PROBLEM DETAILS:
In the listing below, find every line containing "Mechanical" and copy it out.

>> Start RECORDS FOR THIS TASK

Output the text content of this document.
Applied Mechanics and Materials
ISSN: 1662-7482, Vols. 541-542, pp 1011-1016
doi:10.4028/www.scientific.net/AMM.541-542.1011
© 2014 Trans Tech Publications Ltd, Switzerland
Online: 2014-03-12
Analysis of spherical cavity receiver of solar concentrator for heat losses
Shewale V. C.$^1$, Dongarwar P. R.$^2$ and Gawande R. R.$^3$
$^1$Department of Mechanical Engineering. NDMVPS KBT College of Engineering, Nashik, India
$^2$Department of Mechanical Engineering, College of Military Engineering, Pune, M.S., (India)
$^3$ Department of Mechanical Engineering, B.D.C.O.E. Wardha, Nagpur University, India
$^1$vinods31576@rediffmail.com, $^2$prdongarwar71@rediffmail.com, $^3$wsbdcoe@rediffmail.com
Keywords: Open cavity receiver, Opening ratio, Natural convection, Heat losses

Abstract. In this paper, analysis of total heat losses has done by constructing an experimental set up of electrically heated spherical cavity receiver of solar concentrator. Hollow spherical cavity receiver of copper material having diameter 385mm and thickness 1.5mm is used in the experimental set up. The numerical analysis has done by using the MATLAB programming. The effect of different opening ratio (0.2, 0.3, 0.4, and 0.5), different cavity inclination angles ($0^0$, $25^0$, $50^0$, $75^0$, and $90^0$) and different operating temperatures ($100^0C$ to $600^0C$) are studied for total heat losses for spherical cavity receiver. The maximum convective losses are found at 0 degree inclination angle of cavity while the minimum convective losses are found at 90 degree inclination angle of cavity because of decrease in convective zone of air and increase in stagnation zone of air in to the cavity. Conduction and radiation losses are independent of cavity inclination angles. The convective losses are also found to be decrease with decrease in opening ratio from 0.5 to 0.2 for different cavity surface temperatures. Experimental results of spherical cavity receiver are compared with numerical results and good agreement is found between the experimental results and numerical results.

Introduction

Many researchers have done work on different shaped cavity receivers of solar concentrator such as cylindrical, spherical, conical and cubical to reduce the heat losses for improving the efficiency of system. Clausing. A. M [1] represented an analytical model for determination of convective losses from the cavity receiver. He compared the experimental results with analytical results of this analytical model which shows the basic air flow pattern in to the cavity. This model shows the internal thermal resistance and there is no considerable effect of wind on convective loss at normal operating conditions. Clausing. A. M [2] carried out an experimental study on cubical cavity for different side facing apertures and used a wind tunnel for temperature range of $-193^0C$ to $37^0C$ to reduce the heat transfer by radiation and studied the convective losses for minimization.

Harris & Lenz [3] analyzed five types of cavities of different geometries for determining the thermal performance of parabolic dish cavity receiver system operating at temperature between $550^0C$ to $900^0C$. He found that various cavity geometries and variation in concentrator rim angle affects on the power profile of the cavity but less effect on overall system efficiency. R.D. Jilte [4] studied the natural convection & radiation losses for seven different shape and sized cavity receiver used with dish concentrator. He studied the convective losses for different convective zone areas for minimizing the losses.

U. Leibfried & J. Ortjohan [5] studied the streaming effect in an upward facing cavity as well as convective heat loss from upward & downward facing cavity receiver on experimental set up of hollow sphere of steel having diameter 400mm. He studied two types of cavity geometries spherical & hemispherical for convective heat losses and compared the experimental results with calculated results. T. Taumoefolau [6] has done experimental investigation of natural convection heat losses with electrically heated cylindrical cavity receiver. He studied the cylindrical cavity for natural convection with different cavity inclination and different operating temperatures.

>> End RECORDS FOR THIS TASK

SOLUTION FOR THIS TASK:
$^1$Department of Mechanical Engineering. NDMVPS KBT College of Engineering, Nashik, India
$^2$Department of Mechanical Engineering, College of Military Engineering, Pune, M.S., (India)
$^3$ Department of Mechanical Engineering, B.D.C.O.E. Wardha, Nagpur University, India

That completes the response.